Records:
————
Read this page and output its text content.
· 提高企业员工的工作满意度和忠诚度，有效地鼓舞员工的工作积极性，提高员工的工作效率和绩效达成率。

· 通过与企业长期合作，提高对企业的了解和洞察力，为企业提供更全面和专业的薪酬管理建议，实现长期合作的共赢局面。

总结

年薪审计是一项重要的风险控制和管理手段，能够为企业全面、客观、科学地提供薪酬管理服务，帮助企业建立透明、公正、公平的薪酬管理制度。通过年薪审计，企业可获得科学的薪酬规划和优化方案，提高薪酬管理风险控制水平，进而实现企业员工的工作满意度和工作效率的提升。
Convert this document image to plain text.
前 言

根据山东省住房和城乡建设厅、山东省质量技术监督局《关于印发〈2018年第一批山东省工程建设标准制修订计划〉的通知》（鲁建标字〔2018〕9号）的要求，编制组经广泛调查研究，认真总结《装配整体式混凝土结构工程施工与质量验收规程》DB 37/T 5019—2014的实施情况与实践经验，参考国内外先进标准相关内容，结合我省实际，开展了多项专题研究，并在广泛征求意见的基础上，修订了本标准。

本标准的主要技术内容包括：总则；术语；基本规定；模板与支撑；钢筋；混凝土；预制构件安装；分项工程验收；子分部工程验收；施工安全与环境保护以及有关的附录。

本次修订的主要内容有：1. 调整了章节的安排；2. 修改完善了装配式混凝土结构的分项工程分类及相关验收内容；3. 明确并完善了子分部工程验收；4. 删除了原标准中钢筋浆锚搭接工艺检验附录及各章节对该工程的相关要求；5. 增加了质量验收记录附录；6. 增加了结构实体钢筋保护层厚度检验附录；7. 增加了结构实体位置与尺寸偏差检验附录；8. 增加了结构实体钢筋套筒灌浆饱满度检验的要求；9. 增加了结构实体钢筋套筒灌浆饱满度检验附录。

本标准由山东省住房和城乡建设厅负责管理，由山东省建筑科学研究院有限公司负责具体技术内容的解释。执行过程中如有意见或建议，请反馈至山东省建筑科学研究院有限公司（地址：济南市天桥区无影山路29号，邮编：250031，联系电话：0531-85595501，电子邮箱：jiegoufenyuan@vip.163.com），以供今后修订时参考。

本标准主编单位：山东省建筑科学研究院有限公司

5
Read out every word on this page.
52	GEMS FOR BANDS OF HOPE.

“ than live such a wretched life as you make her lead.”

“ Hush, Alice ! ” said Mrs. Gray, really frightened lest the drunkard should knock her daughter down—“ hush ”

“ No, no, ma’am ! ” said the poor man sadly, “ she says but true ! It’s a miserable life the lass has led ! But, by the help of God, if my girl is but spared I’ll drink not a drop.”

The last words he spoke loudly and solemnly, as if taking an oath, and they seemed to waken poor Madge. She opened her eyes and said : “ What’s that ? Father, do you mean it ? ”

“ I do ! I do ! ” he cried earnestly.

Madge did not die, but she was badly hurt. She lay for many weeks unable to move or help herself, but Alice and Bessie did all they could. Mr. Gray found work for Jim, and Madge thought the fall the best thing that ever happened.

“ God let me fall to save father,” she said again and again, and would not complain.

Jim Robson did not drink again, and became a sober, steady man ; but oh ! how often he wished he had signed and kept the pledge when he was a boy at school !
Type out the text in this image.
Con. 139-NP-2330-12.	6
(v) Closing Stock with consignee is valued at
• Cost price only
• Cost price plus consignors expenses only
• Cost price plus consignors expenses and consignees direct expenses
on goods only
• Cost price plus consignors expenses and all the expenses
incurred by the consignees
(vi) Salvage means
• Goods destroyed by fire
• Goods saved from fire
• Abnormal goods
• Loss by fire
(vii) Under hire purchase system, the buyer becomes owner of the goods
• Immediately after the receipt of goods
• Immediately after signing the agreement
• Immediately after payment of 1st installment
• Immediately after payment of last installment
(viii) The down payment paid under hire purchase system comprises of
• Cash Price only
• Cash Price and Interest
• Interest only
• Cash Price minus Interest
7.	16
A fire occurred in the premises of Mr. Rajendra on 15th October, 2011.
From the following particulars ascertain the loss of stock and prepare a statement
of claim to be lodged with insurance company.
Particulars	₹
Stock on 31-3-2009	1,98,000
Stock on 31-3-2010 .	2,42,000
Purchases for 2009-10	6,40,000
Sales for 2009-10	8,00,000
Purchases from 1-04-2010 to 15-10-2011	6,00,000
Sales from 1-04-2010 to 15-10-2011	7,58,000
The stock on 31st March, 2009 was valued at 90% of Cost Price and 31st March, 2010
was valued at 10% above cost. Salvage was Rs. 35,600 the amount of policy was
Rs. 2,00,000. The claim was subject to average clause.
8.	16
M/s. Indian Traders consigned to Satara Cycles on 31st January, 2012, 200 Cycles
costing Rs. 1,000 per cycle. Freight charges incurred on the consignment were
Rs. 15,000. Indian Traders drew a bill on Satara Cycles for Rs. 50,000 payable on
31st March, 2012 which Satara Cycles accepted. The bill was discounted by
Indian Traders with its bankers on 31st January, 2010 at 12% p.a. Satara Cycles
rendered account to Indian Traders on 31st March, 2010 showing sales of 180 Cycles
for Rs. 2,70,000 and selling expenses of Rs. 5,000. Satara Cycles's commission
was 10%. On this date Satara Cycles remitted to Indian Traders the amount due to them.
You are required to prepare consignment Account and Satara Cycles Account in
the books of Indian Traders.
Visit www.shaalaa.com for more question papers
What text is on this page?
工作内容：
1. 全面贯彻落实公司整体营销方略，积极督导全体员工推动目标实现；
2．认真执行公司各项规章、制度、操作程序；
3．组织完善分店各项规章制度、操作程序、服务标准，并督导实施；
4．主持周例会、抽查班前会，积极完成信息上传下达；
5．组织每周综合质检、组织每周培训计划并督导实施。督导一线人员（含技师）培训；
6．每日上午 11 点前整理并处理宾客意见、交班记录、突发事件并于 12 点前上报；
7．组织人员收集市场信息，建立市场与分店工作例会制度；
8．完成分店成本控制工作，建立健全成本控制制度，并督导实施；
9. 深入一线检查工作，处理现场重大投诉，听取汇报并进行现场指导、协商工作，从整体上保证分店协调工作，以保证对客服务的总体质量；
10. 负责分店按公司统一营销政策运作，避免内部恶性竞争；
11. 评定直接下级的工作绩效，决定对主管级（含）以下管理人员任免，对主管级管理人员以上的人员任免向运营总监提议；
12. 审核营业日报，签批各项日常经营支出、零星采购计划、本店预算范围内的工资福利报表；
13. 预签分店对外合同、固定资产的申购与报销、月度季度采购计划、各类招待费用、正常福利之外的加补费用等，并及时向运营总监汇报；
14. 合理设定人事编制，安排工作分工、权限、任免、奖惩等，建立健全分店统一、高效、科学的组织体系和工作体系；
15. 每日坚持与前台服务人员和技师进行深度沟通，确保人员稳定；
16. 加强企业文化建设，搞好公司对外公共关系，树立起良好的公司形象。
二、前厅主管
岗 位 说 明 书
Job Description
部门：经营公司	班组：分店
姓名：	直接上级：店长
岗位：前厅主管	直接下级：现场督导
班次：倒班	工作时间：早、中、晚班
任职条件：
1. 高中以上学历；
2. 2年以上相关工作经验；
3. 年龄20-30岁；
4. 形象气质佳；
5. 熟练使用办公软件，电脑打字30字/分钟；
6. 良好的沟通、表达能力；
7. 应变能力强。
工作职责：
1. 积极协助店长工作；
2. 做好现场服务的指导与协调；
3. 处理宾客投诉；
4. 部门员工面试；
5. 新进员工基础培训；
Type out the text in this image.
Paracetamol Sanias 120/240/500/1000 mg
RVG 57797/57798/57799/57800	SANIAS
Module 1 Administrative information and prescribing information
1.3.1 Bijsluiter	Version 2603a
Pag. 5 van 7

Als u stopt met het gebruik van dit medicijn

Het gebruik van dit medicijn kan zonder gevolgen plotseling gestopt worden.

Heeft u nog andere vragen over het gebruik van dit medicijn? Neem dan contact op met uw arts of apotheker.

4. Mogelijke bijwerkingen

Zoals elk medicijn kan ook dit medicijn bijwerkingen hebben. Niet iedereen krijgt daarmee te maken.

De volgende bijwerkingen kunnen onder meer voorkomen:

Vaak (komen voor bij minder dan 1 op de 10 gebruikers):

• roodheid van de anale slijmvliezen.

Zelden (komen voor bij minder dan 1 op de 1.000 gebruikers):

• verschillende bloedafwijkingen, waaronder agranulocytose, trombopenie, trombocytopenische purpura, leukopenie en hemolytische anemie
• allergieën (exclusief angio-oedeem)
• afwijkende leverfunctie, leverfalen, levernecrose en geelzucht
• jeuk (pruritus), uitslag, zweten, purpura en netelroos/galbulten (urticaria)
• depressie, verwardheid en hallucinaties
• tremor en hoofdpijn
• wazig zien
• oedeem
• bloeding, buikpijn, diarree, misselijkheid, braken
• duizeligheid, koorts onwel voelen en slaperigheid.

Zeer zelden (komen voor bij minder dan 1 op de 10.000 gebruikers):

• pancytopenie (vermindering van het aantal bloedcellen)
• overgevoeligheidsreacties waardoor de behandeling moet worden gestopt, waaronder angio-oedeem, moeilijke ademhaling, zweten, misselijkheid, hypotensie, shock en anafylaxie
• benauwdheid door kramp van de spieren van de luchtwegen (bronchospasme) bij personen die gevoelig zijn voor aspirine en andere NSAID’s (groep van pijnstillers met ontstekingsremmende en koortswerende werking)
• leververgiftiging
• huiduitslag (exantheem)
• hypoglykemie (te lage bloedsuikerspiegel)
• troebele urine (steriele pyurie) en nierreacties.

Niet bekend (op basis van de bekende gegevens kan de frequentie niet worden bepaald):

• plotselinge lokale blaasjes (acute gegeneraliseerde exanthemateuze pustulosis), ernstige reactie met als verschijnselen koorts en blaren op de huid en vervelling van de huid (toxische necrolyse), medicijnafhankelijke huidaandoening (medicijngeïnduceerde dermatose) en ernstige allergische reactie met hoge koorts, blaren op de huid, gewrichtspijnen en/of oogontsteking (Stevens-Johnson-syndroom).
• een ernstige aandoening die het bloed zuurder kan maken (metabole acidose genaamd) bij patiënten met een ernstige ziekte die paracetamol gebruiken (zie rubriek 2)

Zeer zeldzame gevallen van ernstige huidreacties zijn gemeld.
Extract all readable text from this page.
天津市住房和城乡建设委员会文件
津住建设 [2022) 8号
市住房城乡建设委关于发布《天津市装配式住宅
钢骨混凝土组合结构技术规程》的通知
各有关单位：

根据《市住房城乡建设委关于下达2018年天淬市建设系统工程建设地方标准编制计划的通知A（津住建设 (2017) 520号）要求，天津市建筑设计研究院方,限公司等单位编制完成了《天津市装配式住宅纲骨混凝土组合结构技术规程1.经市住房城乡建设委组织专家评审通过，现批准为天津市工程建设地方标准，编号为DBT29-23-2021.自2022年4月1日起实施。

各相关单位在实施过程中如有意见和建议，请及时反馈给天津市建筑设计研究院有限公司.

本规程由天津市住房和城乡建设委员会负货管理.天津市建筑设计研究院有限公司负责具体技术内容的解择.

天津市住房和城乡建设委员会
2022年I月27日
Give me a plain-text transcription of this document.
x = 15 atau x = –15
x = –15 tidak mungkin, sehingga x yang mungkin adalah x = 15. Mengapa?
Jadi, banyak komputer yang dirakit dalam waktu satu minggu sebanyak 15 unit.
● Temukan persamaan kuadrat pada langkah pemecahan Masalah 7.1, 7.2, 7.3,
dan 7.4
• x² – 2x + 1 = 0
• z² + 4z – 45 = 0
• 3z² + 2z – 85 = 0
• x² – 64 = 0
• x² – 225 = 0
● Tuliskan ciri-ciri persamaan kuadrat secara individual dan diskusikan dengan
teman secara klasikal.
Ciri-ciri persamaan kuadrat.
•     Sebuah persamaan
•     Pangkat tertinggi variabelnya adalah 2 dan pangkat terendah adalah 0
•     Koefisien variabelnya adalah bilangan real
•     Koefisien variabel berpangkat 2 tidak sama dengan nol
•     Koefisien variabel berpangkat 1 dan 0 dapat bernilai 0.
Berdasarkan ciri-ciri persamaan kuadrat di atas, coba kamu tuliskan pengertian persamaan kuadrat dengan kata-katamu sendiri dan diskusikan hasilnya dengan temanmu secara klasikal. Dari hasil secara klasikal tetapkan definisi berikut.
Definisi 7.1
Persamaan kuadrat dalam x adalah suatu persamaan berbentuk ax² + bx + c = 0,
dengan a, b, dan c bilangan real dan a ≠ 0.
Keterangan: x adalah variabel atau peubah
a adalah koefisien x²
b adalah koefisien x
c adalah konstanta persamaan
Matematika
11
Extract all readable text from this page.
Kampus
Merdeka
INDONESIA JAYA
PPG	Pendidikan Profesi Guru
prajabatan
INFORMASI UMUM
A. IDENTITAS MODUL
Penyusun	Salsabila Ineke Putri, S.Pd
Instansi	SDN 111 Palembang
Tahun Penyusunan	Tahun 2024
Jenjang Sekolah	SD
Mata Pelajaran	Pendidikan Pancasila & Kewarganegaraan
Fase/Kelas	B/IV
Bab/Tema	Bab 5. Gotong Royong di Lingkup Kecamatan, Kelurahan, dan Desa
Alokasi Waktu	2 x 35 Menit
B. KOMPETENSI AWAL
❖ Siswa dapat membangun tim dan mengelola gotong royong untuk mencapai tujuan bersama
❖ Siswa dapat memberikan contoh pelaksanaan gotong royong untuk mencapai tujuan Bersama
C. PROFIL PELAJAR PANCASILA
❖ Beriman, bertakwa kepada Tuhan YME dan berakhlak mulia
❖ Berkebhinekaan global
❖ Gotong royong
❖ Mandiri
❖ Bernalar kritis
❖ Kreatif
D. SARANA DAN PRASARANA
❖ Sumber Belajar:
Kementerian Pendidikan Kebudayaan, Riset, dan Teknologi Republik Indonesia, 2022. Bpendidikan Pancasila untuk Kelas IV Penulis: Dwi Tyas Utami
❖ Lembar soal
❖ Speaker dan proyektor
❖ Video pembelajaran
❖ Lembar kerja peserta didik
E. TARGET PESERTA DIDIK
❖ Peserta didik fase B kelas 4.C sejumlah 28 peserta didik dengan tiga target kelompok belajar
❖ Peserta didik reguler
————
WORK TO BE COMPLETED:
Copy each line of the records that contains the word "adalah".

CORRECT OUTPUT:
x = –15 tidak mungkin, sehingga x yang mungkin adalah x = 15. Mengapa?
•     Pangkat tertinggi variabelnya adalah 2 dan pangkat terendah adalah 0
•     Koefisien variabelnya adalah bilangan real
Persamaan kuadrat dalam x adalah suatu persamaan berbentuk ax² + bx + c = 0,
Keterangan: x adalah variabel atau peubah
a adalah koefisien x²
b adalah koefisien x
c adalah konstanta persamaan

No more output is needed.